(Figure dataset records)
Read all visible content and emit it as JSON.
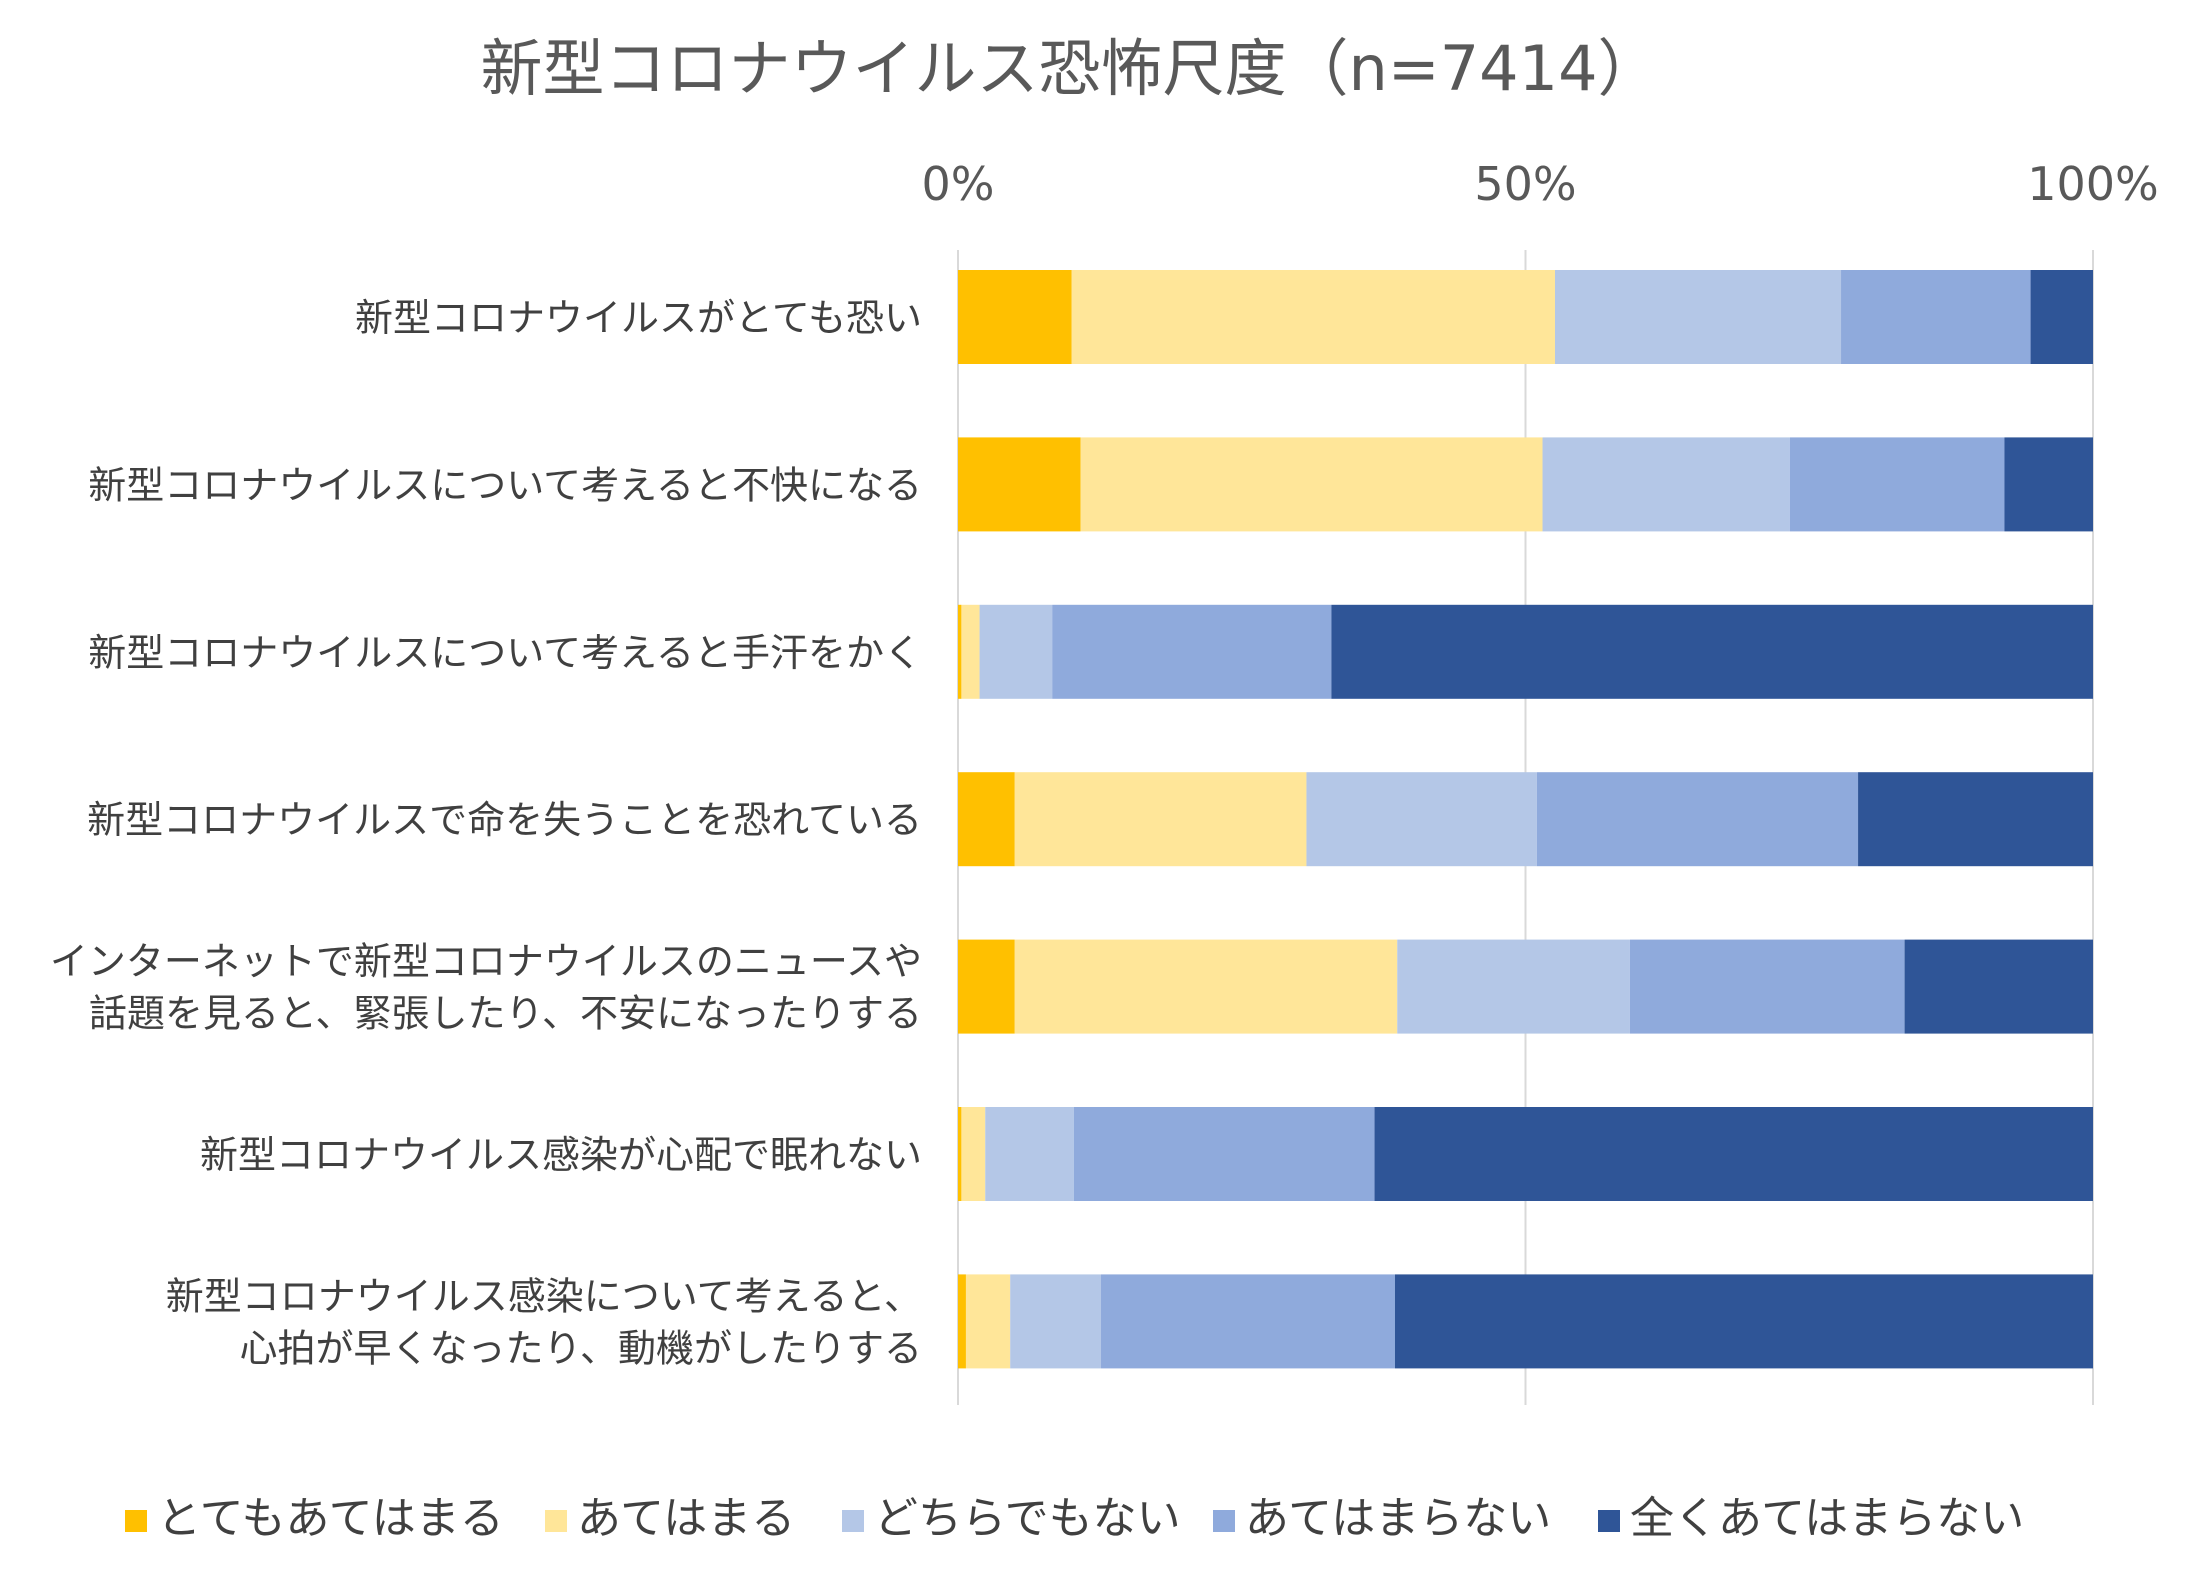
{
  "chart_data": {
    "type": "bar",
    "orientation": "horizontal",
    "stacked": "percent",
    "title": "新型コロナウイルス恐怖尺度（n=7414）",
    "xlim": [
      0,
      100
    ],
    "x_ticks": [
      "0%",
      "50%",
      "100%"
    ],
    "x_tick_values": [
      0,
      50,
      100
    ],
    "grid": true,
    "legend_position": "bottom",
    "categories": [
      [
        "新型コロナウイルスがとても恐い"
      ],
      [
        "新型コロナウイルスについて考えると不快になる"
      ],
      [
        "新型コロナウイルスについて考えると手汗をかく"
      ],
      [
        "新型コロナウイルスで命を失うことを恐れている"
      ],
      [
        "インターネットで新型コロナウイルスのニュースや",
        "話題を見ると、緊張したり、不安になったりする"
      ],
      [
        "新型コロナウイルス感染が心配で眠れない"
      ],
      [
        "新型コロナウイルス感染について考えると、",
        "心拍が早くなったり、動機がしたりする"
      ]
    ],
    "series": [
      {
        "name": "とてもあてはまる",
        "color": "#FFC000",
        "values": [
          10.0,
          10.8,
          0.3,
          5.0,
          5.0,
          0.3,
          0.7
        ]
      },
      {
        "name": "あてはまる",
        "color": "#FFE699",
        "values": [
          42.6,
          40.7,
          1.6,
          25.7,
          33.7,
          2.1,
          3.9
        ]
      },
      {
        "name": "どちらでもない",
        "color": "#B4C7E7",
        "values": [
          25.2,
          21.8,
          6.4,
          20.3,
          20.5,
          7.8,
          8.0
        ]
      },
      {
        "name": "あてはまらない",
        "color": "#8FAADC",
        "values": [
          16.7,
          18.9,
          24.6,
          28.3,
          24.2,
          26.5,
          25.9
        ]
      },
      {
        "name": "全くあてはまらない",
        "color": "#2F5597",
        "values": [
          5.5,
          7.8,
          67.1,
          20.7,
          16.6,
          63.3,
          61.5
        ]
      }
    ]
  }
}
--
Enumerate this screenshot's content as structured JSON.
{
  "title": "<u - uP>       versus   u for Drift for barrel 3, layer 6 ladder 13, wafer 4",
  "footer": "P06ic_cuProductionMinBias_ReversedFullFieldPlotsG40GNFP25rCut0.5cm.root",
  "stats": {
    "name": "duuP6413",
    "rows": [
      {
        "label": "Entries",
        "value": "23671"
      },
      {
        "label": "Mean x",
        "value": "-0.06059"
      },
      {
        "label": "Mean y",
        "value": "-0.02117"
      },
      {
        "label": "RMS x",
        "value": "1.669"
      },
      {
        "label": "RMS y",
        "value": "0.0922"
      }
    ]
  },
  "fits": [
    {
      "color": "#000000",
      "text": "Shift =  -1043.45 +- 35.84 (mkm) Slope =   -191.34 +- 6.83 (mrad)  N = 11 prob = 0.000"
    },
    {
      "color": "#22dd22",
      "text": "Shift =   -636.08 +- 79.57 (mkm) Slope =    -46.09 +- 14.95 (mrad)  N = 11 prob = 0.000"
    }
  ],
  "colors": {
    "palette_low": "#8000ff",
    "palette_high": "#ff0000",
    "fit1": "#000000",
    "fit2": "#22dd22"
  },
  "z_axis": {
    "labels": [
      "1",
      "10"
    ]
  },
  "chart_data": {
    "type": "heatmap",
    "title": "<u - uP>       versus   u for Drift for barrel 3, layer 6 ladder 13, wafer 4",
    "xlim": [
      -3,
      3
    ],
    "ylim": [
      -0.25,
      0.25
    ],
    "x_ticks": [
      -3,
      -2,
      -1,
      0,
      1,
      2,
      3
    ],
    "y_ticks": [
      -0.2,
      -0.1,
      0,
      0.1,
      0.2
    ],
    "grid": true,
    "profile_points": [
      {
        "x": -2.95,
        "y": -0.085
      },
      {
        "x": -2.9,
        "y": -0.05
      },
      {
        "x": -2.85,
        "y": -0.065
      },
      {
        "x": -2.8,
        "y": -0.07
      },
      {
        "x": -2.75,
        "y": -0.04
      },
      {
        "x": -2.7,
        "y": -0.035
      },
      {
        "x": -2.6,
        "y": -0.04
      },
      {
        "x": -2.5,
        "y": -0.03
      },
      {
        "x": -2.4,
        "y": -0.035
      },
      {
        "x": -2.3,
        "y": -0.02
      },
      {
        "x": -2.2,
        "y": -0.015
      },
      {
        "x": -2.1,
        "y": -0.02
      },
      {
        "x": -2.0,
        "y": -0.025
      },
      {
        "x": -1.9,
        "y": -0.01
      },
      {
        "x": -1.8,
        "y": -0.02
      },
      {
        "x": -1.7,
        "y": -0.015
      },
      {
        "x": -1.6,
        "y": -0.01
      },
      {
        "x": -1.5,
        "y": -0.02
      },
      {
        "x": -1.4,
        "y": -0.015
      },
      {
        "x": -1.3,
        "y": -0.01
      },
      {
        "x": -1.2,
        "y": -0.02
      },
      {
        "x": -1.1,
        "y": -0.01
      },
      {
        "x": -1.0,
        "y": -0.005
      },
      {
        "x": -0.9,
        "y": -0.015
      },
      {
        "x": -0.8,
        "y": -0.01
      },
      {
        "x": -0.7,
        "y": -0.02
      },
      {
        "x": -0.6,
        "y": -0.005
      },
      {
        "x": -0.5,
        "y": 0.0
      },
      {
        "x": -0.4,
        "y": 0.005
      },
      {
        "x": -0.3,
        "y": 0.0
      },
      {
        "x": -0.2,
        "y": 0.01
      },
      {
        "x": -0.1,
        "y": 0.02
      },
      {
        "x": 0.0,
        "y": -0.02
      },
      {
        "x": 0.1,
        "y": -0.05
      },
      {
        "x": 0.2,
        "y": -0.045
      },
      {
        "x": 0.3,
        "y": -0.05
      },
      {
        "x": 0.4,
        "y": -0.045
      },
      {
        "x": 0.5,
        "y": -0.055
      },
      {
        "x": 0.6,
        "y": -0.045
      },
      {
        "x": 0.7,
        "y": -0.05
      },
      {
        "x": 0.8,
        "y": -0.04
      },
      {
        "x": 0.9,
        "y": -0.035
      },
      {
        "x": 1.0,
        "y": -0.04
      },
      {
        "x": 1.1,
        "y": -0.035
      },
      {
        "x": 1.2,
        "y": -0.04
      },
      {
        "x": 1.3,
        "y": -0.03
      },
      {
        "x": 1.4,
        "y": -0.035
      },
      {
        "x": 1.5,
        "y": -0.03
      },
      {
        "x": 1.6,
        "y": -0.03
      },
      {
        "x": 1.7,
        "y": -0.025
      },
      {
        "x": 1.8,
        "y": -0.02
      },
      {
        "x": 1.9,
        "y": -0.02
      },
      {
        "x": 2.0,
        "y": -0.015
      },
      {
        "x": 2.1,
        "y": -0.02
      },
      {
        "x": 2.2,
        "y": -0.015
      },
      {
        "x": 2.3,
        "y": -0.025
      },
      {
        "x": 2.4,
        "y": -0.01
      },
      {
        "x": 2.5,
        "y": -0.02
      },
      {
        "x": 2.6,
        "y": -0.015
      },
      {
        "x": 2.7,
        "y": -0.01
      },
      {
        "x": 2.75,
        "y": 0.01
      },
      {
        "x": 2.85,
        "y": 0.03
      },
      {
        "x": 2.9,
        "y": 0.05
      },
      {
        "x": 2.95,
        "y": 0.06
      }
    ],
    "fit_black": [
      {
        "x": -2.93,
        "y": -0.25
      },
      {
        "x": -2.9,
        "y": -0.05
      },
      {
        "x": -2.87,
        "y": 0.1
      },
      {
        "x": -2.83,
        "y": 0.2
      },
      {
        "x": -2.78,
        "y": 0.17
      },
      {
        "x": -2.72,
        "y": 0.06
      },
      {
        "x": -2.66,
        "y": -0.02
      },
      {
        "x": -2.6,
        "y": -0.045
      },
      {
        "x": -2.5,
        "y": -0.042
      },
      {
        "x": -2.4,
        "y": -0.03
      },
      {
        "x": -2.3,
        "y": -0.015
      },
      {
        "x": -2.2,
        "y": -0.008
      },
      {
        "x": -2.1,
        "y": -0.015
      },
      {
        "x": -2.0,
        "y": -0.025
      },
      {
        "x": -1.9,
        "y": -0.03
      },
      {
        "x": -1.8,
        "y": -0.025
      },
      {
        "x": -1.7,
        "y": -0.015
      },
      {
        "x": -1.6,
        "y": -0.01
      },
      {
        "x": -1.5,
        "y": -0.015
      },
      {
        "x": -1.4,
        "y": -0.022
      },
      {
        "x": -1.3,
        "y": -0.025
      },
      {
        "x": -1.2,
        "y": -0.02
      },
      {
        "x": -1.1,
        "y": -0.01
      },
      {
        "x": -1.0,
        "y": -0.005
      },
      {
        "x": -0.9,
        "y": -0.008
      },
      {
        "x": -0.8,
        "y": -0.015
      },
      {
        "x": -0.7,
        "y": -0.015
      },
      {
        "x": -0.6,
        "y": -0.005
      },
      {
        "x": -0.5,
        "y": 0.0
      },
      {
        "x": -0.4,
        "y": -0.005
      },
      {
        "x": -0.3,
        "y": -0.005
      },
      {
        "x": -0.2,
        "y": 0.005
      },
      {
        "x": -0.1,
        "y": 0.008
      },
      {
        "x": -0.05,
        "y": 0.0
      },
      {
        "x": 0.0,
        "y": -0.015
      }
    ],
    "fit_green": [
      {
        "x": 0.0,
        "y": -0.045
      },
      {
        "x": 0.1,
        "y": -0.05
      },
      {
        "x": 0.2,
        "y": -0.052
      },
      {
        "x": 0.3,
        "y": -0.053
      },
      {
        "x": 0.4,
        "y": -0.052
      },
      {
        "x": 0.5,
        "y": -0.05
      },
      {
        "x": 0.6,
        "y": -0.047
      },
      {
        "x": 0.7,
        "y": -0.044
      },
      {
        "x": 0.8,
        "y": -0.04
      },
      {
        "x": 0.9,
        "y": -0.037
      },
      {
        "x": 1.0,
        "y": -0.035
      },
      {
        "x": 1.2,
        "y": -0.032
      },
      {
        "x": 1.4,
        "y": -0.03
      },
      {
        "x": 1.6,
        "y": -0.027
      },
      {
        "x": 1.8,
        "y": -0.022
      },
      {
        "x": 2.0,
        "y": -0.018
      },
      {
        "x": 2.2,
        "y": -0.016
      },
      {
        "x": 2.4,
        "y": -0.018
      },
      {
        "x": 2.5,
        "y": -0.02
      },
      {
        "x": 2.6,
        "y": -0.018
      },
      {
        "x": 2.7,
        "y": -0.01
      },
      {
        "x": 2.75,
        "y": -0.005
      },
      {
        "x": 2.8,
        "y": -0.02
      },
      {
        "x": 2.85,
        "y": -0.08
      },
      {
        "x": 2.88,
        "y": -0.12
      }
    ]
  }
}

**WORK TO BE COMPLETED:** Select and copy every line of the listing with the word "mrad".

**TASK RESULT:**
      "text": "Shift =  -1043.45 +- 35.84 (mkm) Slope =   -191.34 +- 6.83 (mrad)  N = 11 prob = 0.000"
      "text": "Shift =   -636.08 +- 79.57 (mkm) Slope =    -46.09 +- 14.95 (mrad)  N = 11 prob = 0.000"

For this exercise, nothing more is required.